— SUPPLIED DATA —
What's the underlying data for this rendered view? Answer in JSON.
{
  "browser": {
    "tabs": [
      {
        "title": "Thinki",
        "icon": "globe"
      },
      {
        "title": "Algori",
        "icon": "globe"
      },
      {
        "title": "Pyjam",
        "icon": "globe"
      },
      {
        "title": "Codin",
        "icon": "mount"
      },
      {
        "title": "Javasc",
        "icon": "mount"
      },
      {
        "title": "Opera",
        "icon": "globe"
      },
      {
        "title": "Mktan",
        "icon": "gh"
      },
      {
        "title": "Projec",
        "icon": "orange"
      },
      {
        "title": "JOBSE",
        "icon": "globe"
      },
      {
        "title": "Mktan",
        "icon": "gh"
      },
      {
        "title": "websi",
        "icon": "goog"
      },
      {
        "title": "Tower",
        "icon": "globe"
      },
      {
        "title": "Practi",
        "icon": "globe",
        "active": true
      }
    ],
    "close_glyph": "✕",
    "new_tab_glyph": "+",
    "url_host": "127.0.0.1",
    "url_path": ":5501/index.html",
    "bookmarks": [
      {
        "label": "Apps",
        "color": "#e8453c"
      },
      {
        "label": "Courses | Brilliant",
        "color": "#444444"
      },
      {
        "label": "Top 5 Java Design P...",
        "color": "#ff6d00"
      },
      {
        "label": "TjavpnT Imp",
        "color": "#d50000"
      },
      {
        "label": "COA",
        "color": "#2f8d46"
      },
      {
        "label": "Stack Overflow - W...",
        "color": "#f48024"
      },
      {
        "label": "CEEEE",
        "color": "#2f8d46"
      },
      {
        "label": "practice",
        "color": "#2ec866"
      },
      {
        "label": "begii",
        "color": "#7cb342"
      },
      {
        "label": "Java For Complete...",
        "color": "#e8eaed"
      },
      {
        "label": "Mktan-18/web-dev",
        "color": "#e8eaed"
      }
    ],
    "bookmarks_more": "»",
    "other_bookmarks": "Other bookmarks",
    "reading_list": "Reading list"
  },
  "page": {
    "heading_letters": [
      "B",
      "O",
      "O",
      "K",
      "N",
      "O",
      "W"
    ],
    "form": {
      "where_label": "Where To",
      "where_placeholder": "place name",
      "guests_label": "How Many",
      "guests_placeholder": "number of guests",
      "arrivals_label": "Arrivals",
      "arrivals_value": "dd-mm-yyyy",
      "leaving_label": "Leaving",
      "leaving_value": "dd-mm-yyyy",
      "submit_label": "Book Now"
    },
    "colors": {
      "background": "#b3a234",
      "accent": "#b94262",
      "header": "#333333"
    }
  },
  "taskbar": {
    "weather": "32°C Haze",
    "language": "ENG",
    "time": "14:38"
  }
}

— SET EXERCISE —
Write down every line of the data exactly as it appears above.

— RESULT OF THE EXERCISE —
What's the underlying data for this rendered view? Answer in JSON.
{
  "browser": {
    "tabs": [
      {
        "title": "Thinki",
        "icon": "globe"
      },
      {
        "title": "Algori",
        "icon": "globe"
      },
      {
        "title": "Pyjam",
        "icon": "globe"
      },
      {
        "title": "Codin",
        "icon": "mount"
      },
      {
        "title": "Javasc",
        "icon": "mount"
      },
      {
        "title": "Opera",
        "icon": "globe"
      },
      {
        "title": "Mktan",
        "icon": "gh"
      },
      {
        "title": "Projec",
        "icon": "orange"
      },
      {
        "title": "JOBSE",
        "icon": "globe"
      },
      {
        "title": "Mktan",
        "icon": "gh"
      },
      {
        "title": "websi",
        "icon": "goog"
      },
      {
        "title": "Tower",
        "icon": "globe"
      },
      {
        "title": "Practi",
        "icon": "globe",
        "active": true
      }
    ],
    "close_glyph": "✕",
    "new_tab_glyph": "+",
    "url_host": "127.0.0.1",
    "url_path": ":5501/index.html",
    "bookmarks": [
      {
        "label": "Apps",
        "color": "#e8453c"
      },
      {
        "label": "Courses | Brilliant",
        "color": "#444444"
      },
      {
        "label": "Top 5 Java Design P...",
        "color": "#ff6d00"
      },
      {
        "label": "TjavpnT Imp",
        "color": "#d50000"
      },
      {
        "label": "COA",
        "color": "#2f8d46"
      },
      {
        "label": "Stack Overflow - W...",
        "color": "#f48024"
      },
      {
        "label": "CEEEE",
        "color": "#2f8d46"
      },
      {
        "label": "practice",
        "color": "#2ec866"
      },
      {
        "label": "begii",
        "color": "#7cb342"
      },
      {
        "label": "Java For Complete...",
        "color": "#e8eaed"
      },
      {
        "label": "Mktan-18/web-dev",
        "color": "#e8eaed"
      }
    ],
    "bookmarks_more": "»",
    "other_bookmarks": "Other bookmarks",
    "reading_list": "Reading list"
  },
  "page": {
    "heading_letters": [
      "B",
      "O",
      "O",
      "K",
      "N",
      "O",
      "W"
    ],
    "form": {
      "where_label": "Where To",
      "where_placeholder": "place name",
      "guests_label": "How Many",
      "guests_placeholder": "number of guests",
      "arrivals_label": "Arrivals",
      "arrivals_value": "dd-mm-yyyy",
      "leaving_label": "Leaving",
      "leaving_value": "dd-mm-yyyy",
      "submit_label": "Book Now"
    },
    "colors": {
      "background": "#b3a234",
      "accent": "#b94262",
      "header": "#333333"
    }
  },
  "taskbar": {
    "weather": "32°C Haze",
    "language": "ENG",
    "time": "14:38"
  }
}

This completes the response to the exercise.